Problem details | Take the material below and write it all out again exactly.

(Figure contents as structured data)

================

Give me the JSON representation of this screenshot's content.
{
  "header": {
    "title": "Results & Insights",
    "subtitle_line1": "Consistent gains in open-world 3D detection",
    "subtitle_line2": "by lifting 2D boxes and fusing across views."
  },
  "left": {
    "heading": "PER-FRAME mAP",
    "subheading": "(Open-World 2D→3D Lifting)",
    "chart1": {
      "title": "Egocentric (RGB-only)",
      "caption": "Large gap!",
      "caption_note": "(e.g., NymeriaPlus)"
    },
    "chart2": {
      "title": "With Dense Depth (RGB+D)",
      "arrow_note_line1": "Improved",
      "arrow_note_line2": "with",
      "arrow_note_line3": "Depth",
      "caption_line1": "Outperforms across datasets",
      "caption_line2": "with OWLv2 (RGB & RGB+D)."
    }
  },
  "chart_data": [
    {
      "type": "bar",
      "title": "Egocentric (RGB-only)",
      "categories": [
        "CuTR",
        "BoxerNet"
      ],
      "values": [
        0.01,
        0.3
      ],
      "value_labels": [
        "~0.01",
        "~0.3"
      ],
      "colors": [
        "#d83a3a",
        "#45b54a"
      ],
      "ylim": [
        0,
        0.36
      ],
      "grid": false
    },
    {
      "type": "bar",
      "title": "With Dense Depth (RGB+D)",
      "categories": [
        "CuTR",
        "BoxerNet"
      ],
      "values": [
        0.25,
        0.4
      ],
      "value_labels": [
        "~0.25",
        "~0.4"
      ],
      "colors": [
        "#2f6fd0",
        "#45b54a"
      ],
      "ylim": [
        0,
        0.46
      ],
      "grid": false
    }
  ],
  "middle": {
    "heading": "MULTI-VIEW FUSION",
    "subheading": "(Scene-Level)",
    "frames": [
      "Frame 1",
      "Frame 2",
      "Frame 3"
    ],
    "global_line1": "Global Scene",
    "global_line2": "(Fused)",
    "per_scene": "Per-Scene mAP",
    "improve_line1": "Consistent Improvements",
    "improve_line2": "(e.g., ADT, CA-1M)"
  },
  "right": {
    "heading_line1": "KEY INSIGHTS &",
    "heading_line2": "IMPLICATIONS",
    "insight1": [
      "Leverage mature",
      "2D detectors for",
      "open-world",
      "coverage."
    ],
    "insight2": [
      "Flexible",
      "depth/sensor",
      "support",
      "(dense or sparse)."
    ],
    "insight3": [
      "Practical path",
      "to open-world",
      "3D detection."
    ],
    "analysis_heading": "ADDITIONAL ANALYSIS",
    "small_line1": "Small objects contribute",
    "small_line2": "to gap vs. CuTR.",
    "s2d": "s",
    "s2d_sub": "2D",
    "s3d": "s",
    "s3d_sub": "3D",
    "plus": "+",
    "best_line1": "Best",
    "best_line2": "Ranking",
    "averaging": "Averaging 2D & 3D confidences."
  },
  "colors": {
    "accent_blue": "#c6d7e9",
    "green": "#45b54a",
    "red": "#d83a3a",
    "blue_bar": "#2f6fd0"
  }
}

================

Solution to this problem |
Give me the JSON representation of this screenshot's content.
{
  "header": {
    "title": "Results & Insights",
    "subtitle_line1": "Consistent gains in open-world 3D detection",
    "subtitle_line2": "by lifting 2D boxes and fusing across views."
  },
  "left": {
    "heading": "PER-FRAME mAP",
    "subheading": "(Open-World 2D→3D Lifting)",
    "chart1": {
      "title": "Egocentric (RGB-only)",
      "caption": "Large gap!",
      "caption_note": "(e.g., NymeriaPlus)"
    },
    "chart2": {
      "title": "With Dense Depth (RGB+D)",
      "arrow_note_line1": "Improved",
      "arrow_note_line2": "with",
      "arrow_note_line3": "Depth",
      "caption_line1": "Outperforms across datasets",
      "caption_line2": "with OWLv2 (RGB & RGB+D)."
    }
  },
  "chart_data": [
    {
      "type": "bar",
      "title": "Egocentric (RGB-only)",
      "categories": [
        "CuTR",
        "BoxerNet"
      ],
      "values": [
        0.01,
        0.3
      ],
      "value_labels": [
        "~0.01",
        "~0.3"
      ],
      "colors": [
        "#d83a3a",
        "#45b54a"
      ],
      "ylim": [
        0,
        0.36
      ],
      "grid": false
    },
    {
      "type": "bar",
      "title": "With Dense Depth (RGB+D)",
      "categories": [
        "CuTR",
        "BoxerNet"
      ],
      "values": [
        0.25,
        0.4
      ],
      "value_labels": [
        "~0.25",
        "~0.4"
      ],
      "colors": [
        "#2f6fd0",
        "#45b54a"
      ],
      "ylim": [
        0,
        0.46
      ],
      "grid": false
    }
  ],
  "middle": {
    "heading": "MULTI-VIEW FUSION",
    "subheading": "(Scene-Level)",
    "frames": [
      "Frame 1",
      "Frame 2",
      "Frame 3"
    ],
    "global_line1": "Global Scene",
    "global_line2": "(Fused)",
    "per_scene": "Per-Scene mAP",
    "improve_line1": "Consistent Improvements",
    "improve_line2": "(e.g., ADT, CA-1M)"
  },
  "right": {
    "heading_line1": "KEY INSIGHTS &",
    "heading_line2": "IMPLICATIONS",
    "insight1": [
      "Leverage mature",
      "2D detectors for",
      "open-world",
      "coverage."
    ],
    "insight2": [
      "Flexible",
      "depth/sensor",
      "support",
      "(dense or sparse)."
    ],
    "insight3": [
      "Practical path",
      "to open-world",
      "3D detection."
    ],
    "analysis_heading": "ADDITIONAL ANALYSIS",
    "small_line1": "Small objects contribute",
    "small_line2": "to gap vs. CuTR.",
    "s2d": "s",
    "s2d_sub": "2D",
    "s3d": "s",
    "s3d_sub": "3D",
    "plus": "+",
    "best_line1": "Best",
    "best_line2": "Ranking",
    "averaging": "Averaging 2D & 3D confidences."
  },
  "colors": {
    "accent_blue": "#c6d7e9",
    "green": "#45b54a",
    "red": "#d83a3a",
    "blue_bar": "#2f6fd0"
  }
}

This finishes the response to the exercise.